▸ Instruction
Below are some records; return each one exactly.

Stored items
───
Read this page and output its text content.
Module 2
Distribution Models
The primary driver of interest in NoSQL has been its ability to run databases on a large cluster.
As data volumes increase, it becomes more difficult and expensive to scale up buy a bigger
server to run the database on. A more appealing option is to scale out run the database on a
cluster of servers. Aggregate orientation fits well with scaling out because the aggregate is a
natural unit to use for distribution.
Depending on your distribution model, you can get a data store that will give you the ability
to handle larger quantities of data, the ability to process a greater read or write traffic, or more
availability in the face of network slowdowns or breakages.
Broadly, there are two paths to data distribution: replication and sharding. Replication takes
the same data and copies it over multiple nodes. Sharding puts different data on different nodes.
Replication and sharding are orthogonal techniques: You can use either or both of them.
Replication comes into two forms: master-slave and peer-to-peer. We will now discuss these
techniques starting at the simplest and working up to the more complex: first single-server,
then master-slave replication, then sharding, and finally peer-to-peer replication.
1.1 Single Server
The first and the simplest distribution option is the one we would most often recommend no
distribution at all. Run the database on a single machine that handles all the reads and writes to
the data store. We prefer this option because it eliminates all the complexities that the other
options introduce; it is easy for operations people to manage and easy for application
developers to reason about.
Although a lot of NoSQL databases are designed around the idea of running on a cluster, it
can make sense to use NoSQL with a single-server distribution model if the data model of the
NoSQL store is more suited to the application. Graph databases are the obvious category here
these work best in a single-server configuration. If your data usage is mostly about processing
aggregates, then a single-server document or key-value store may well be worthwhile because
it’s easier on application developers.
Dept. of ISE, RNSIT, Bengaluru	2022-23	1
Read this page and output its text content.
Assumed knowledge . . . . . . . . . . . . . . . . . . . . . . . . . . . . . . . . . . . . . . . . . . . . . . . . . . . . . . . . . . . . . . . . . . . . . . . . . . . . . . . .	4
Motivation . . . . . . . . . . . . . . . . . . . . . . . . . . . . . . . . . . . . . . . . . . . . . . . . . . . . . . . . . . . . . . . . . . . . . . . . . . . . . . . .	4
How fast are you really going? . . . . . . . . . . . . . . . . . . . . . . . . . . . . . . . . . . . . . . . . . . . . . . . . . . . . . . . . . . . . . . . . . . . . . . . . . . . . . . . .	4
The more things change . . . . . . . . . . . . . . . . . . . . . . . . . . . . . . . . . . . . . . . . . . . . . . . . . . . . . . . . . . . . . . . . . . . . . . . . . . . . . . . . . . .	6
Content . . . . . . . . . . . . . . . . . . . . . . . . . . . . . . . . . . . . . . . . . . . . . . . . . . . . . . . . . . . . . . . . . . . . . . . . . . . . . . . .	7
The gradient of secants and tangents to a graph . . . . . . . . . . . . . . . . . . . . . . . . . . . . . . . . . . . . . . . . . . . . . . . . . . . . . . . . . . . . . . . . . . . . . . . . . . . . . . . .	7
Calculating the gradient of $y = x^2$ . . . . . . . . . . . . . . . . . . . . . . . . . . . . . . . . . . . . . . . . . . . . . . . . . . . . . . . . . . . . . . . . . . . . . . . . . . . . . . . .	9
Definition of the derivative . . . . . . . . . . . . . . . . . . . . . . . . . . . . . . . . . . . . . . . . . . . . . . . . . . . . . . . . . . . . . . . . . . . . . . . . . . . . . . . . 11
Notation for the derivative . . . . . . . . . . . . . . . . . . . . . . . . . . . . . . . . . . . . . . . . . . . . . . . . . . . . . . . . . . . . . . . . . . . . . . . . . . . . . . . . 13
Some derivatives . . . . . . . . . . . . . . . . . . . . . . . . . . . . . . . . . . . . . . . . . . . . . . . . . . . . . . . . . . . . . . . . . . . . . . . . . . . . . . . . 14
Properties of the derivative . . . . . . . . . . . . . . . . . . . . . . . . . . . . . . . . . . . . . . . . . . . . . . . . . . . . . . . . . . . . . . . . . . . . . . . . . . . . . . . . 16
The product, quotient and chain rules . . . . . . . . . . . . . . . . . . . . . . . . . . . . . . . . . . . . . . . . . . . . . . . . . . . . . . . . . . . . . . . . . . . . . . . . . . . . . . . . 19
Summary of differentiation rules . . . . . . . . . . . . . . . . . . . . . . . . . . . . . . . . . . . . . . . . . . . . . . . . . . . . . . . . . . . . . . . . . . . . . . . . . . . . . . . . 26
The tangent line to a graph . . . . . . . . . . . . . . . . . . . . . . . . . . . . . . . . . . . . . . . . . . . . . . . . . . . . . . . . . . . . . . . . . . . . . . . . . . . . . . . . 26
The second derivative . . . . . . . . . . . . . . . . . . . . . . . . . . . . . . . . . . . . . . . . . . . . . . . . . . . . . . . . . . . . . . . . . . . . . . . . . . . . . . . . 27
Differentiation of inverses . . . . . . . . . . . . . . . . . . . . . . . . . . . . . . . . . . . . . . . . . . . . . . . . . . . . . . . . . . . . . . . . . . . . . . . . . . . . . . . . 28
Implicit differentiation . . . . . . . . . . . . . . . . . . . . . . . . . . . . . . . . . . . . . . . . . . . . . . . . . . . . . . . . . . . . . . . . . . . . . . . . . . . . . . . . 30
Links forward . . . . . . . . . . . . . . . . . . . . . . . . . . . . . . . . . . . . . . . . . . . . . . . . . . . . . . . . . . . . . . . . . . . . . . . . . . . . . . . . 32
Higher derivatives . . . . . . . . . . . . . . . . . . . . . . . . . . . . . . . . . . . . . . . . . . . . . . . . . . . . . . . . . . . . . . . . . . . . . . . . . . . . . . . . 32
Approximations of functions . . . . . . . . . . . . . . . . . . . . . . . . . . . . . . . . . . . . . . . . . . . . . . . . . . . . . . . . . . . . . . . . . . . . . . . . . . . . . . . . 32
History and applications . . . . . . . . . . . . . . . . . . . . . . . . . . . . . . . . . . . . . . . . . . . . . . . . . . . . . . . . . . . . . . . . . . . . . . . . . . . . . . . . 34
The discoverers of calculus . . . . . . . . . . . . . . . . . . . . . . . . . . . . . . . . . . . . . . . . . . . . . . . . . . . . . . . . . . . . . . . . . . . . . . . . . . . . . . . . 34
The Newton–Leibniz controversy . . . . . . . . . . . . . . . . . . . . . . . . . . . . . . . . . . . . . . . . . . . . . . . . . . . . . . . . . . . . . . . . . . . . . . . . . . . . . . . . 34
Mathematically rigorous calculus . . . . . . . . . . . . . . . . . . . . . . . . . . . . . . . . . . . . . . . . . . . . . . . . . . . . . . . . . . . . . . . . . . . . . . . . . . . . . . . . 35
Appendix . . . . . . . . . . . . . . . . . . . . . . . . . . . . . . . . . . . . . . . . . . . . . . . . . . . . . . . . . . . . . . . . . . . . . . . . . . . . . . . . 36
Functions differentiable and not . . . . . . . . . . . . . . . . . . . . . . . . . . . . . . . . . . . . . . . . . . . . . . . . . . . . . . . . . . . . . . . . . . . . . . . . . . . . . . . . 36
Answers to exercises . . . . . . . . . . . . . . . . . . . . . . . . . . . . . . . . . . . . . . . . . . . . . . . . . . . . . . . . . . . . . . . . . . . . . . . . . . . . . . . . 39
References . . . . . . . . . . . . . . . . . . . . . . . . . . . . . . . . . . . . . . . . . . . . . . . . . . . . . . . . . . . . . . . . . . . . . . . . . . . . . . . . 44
───
▸ Exercise result
Read this page and output its text content.
Module 2
Distribution Models
The primary driver of interest in NoSQL has been its ability to run databases on a large cluster.
As data volumes increase, it becomes more difficult and expensive to scale up buy a bigger
server to run the database on. A more appealing option is to scale out run the database on a
cluster of servers. Aggregate orientation fits well with scaling out because the aggregate is a
natural unit to use for distribution.
Depending on your distribution model, you can get a data store that will give you the ability
to handle larger quantities of data, the ability to process a greater read or write traffic, or more
availability in the face of network slowdowns or breakages.
Broadly, there are two paths to data distribution: replication and sharding. Replication takes
the same data and copies it over multiple nodes. Sharding puts different data on different nodes.
Replication and sharding are orthogonal techniques: You can use either or both of them.
Replication comes into two forms: master-slave and peer-to-peer. We will now discuss these
techniques starting at the simplest and working up to the more complex: first single-server,
then master-slave replication, then sharding, and finally peer-to-peer replication.
1.1 Single Server
The first and the simplest distribution option is the one we would most often recommend no
distribution at all. Run the database on a single machine that handles all the reads and writes to
the data store. We prefer this option because it eliminates all the complexities that the other
options introduce; it is easy for operations people to manage and easy for application
developers to reason about.
Although a lot of NoSQL databases are designed around the idea of running on a cluster, it
can make sense to use NoSQL with a single-server distribution model if the data model of the
NoSQL store is more suited to the application. Graph databases are the obvious category here
these work best in a single-server configuration. If your data usage is mostly about processing
aggregates, then a single-server document or key-value store may well be worthwhile because
it’s easier on application developers.
Dept. of ISE, RNSIT, Bengaluru	2022-23	1
Read this page and output its text content.
Assumed knowledge . . . . . . . . . . . . . . . . . . . . . . . . . . . . . . . . . . . . . . . . . . . . . . . . . . . . . . . . . . . . . . . . . . . . . . . . . . . . . . . .	4
Motivation . . . . . . . . . . . . . . . . . . . . . . . . . . . . . . . . . . . . . . . . . . . . . . . . . . . . . . . . . . . . . . . . . . . . . . . . . . . . . . . .	4
How fast are you really going? . . . . . . . . . . . . . . . . . . . . . . . . . . . . . . . . . . . . . . . . . . . . . . . . . . . . . . . . . . . . . . . . . . . . . . . . . . . . . . . .	4
The more things change . . . . . . . . . . . . . . . . . . . . . . . . . . . . . . . . . . . . . . . . . . . . . . . . . . . . . . . . . . . . . . . . . . . . . . . . . . . . . . . . . . .	6
Content . . . . . . . . . . . . . . . . . . . . . . . . . . . . . . . . . . . . . . . . . . . . . . . . . . . . . . . . . . . . . . . . . . . . . . . . . . . . . . . .	7
The gradient of secants and tangents to a graph . . . . . . . . . . . . . . . . . . . . . . . . . . . . . . . . . . . . . . . . . . . . . . . . . . . . . . . . . . . . . . . . . . . . . . . . . . . . . . . .	7
Calculating the gradient of $y = x^2$ . . . . . . . . . . . . . . . . . . . . . . . . . . . . . . . . . . . . . . . . . . . . . . . . . . . . . . . . . . . . . . . . . . . . . . . . . . . . . . . .	9
Definition of the derivative . . . . . . . . . . . . . . . . . . . . . . . . . . . . . . . . . . . . . . . . . . . . . . . . . . . . . . . . . . . . . . . . . . . . . . . . . . . . . . . . 11
Notation for the derivative . . . . . . . . . . . . . . . . . . . . . . . . . . . . . . . . . . . . . . . . . . . . . . . . . . . . . . . . . . . . . . . . . . . . . . . . . . . . . . . . 13
Some derivatives . . . . . . . . . . . . . . . . . . . . . . . . . . . . . . . . . . . . . . . . . . . . . . . . . . . . . . . . . . . . . . . . . . . . . . . . . . . . . . . . 14
Properties of the derivative . . . . . . . . . . . . . . . . . . . . . . . . . . . . . . . . . . . . . . . . . . . . . . . . . . . . . . . . . . . . . . . . . . . . . . . . . . . . . . . . 16
The product, quotient and chain rules . . . . . . . . . . . . . . . . . . . . . . . . . . . . . . . . . . . . . . . . . . . . . . . . . . . . . . . . . . . . . . . . . . . . . . . . . . . . . . . . 19
Summary of differentiation rules . . . . . . . . . . . . . . . . . . . . . . . . . . . . . . . . . . . . . . . . . . . . . . . . . . . . . . . . . . . . . . . . . . . . . . . . . . . . . . . . 26
The tangent line to a graph . . . . . . . . . . . . . . . . . . . . . . . . . . . . . . . . . . . . . . . . . . . . . . . . . . . . . . . . . . . . . . . . . . . . . . . . . . . . . . . . 26
The second derivative . . . . . . . . . . . . . . . . . . . . . . . . . . . . . . . . . . . . . . . . . . . . . . . . . . . . . . . . . . . . . . . . . . . . . . . . . . . . . . . . 27
Differentiation of inverses . . . . . . . . . . . . . . . . . . . . . . . . . . . . . . . . . . . . . . . . . . . . . . . . . . . . . . . . . . . . . . . . . . . . . . . . . . . . . . . . 28
Implicit differentiation . . . . . . . . . . . . . . . . . . . . . . . . . . . . . . . . . . . . . . . . . . . . . . . . . . . . . . . . . . . . . . . . . . . . . . . . . . . . . . . . 30
Links forward . . . . . . . . . . . . . . . . . . . . . . . . . . . . . . . . . . . . . . . . . . . . . . . . . . . . . . . . . . . . . . . . . . . . . . . . . . . . . . . . 32
Higher derivatives . . . . . . . . . . . . . . . . . . . . . . . . . . . . . . . . . . . . . . . . . . . . . . . . . . . . . . . . . . . . . . . . . . . . . . . . . . . . . . . . 32
Approximations of functions . . . . . . . . . . . . . . . . . . . . . . . . . . . . . . . . . . . . . . . . . . . . . . . . . . . . . . . . . . . . . . . . . . . . . . . . . . . . . . . . 32
History and applications . . . . . . . . . . . . . . . . . . . . . . . . . . . . . . . . . . . . . . . . . . . . . . . . . . . . . . . . . . . . . . . . . . . . . . . . . . . . . . . . 34
The discoverers of calculus . . . . . . . . . . . . . . . . . . . . . . . . . . . . . . . . . . . . . . . . . . . . . . . . . . . . . . . . . . . . . . . . . . . . . . . . . . . . . . . . 34
The Newton–Leibniz controversy . . . . . . . . . . . . . . . . . . . . . . . . . . . . . . . . . . . . . . . . . . . . . . . . . . . . . . . . . . . . . . . . . . . . . . . . . . . . . . . . 34
Mathematically rigorous calculus . . . . . . . . . . . . . . . . . . . . . . . . . . . . . . . . . . . . . . . . . . . . . . . . . . . . . . . . . . . . . . . . . . . . . . . . . . . . . . . . 35
Appendix . . . . . . . . . . . . . . . . . . . . . . . . . . . . . . . . . . . . . . . . . . . . . . . . . . . . . . . . . . . . . . . . . . . . . . . . . . . . . . . . 36
Functions differentiable and not . . . . . . . . . . . . . . . . . . . . . . . . . . . . . . . . . . . . . . . . . . . . . . . . . . . . . . . . . . . . . . . . . . . . . . . . . . . . . . . . 36
Answers to exercises . . . . . . . . . . . . . . . . . . . . . . . . . . . . . . . . . . . . . . . . . . . . . . . . . . . . . . . . . . . . . . . . . . . . . . . . . . . . . . . . 39
References . . . . . . . . . . . . . . . . . . . . . . . . . . . . . . . . . . . . . . . . . . . . . . . . . . . . . . . . . . . . . . . . . . . . . . . . . . . . . . . . 44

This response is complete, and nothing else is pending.